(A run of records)
<<<<

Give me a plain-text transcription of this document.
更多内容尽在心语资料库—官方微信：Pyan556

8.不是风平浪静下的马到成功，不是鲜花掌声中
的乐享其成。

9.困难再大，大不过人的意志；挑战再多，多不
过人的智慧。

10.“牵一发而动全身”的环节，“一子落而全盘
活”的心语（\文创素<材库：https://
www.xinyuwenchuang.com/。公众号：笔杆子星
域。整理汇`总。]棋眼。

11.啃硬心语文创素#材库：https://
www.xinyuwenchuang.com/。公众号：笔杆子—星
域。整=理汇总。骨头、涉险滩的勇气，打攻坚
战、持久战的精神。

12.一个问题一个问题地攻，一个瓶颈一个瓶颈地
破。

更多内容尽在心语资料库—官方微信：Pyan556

>>>>

#### [Work to complete]
Write out every entry verbatim.

#### [Result of the task]
Give me a plain-text transcription of this document.
更多内容尽在心语资料库—官方微信：Pyan556

8.不是风平浪静下的马到成功，不是鲜花掌声中
的乐享其成。

9.困难再大，大不过人的意志；挑战再多，多不
过人的智慧。

10.“牵一发而动全身”的环节，“一子落而全盘
活”的心语（\文创素<材库：https://
www.xinyuwenchuang.com/。公众号：笔杆子星
域。整理汇`总。]棋眼。

11.啃硬心语文创素#材库：https://
www.xinyuwenchuang.com/。公众号：笔杆子—星
域。整=理汇总。骨头、涉险滩的勇气，打攻坚
战、持久战的精神。

12.一个问题一个问题地攻，一个瓶颈一个瓶颈地
破。

更多内容尽在心语资料库—官方微信：Pyan556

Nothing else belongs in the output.